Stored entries

+++++

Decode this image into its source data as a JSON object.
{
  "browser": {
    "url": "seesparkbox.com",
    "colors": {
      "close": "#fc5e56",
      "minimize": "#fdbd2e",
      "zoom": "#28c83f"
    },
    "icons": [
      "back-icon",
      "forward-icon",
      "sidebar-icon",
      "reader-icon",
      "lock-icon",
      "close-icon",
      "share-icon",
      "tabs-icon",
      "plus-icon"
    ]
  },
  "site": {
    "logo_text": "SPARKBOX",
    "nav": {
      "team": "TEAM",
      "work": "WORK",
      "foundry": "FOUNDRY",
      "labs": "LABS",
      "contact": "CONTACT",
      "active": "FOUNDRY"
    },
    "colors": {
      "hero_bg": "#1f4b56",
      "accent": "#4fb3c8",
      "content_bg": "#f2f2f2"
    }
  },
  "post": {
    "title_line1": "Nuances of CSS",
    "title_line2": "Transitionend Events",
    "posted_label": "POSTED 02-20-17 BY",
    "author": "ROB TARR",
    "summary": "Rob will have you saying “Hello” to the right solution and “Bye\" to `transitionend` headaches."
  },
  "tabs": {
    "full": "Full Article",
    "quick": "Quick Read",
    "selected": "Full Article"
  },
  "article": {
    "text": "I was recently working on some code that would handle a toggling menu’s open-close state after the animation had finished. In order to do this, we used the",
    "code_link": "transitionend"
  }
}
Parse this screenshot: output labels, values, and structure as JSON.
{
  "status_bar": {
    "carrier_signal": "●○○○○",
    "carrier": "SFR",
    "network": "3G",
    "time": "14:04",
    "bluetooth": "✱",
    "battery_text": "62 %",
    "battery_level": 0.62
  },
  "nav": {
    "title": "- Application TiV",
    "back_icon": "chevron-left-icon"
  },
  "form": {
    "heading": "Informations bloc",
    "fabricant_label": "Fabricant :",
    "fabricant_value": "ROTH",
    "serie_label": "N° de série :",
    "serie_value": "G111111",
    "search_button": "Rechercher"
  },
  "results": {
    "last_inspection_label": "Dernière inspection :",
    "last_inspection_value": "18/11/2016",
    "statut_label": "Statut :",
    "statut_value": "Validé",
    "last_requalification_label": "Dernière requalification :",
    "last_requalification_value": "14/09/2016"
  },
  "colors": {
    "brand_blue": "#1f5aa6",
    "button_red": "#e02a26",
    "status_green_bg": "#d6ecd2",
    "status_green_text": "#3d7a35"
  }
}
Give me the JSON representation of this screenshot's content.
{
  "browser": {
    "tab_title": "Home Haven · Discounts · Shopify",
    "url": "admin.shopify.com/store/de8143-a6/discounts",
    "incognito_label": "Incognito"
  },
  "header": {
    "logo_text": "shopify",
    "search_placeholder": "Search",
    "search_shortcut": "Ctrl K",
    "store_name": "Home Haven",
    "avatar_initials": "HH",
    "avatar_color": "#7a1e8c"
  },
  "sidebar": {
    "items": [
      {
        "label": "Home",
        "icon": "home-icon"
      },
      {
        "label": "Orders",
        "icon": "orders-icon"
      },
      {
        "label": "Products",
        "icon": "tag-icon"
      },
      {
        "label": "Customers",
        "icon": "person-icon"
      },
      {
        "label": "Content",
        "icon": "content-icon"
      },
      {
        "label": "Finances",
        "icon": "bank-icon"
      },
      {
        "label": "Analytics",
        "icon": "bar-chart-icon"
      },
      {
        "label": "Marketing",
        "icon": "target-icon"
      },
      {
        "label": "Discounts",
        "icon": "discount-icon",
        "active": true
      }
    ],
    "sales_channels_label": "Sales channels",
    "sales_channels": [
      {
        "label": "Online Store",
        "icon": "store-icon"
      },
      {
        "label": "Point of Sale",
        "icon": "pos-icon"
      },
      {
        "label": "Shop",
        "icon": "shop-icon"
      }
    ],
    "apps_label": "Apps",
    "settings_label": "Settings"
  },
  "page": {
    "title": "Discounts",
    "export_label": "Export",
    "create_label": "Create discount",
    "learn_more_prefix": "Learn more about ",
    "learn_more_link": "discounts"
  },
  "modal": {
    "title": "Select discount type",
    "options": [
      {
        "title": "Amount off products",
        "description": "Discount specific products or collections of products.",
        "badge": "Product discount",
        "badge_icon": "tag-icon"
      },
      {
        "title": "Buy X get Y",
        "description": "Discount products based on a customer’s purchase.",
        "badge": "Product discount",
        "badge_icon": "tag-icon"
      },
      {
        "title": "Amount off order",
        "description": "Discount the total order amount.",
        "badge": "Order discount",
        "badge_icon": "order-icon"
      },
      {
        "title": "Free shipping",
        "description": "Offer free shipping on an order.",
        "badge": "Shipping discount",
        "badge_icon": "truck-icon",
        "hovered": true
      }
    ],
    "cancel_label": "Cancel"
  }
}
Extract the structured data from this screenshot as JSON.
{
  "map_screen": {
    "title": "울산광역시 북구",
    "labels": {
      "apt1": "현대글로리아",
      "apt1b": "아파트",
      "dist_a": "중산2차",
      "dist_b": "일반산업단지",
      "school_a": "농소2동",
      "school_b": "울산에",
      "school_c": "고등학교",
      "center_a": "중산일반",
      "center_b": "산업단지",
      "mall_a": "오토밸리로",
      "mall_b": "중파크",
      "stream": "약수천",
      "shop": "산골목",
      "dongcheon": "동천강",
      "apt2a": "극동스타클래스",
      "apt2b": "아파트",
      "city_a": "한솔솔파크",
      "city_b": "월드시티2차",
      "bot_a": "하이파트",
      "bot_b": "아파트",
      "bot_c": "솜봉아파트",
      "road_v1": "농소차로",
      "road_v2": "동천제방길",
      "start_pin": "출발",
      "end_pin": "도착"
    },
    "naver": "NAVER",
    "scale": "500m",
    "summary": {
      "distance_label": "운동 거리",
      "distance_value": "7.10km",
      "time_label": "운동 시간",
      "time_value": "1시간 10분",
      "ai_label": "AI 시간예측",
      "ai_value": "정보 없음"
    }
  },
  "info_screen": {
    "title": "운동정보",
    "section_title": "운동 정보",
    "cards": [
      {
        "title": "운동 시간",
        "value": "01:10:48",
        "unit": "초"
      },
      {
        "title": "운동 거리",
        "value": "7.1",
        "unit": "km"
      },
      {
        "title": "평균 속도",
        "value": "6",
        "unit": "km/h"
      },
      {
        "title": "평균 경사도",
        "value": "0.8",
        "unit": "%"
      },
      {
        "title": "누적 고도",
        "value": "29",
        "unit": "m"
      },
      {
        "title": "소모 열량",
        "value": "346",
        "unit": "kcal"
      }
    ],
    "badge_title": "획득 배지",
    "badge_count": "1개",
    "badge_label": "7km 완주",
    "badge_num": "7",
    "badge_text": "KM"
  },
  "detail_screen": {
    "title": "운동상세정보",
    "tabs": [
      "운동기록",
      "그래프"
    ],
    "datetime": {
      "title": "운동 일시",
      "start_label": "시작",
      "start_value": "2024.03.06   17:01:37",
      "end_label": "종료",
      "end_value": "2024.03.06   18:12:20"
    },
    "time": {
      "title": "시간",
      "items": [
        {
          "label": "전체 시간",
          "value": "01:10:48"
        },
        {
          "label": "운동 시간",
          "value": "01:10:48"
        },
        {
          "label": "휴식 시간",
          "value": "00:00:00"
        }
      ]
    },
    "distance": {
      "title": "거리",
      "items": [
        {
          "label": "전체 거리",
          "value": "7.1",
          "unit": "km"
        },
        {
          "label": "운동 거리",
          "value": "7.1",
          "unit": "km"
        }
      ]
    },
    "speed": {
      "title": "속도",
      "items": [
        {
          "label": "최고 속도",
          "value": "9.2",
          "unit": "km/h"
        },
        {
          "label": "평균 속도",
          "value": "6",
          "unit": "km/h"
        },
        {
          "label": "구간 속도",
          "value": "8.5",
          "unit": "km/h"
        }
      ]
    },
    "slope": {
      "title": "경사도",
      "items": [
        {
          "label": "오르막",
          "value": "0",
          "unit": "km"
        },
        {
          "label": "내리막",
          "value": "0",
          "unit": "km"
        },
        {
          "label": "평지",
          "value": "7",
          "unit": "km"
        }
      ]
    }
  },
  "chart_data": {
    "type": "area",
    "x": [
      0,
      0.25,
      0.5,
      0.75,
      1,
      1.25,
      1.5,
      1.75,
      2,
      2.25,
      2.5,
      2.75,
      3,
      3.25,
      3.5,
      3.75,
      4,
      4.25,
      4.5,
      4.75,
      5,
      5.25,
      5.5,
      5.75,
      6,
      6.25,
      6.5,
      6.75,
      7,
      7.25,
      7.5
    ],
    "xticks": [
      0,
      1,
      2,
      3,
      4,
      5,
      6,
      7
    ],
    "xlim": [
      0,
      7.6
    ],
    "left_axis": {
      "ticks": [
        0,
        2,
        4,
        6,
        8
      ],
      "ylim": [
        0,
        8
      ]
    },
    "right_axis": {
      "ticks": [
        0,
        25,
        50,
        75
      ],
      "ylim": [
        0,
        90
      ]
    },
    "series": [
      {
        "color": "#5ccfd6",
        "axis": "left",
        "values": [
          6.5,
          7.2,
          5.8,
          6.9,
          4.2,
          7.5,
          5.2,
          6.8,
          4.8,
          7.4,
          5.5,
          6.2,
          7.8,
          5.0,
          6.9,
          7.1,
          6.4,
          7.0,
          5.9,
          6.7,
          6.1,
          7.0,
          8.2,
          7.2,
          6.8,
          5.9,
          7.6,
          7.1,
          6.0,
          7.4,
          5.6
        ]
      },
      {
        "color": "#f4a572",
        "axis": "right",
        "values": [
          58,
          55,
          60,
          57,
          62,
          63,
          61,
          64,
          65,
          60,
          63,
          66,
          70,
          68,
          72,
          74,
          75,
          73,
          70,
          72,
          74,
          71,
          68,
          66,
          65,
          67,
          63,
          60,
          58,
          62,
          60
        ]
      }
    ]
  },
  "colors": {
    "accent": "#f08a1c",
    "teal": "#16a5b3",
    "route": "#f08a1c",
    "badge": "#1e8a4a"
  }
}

+++++

Directions for this task:
Copy every line in the records above that contains the word "Full".

Output:
    "full": "Full Article",
    "selected": "Full Article"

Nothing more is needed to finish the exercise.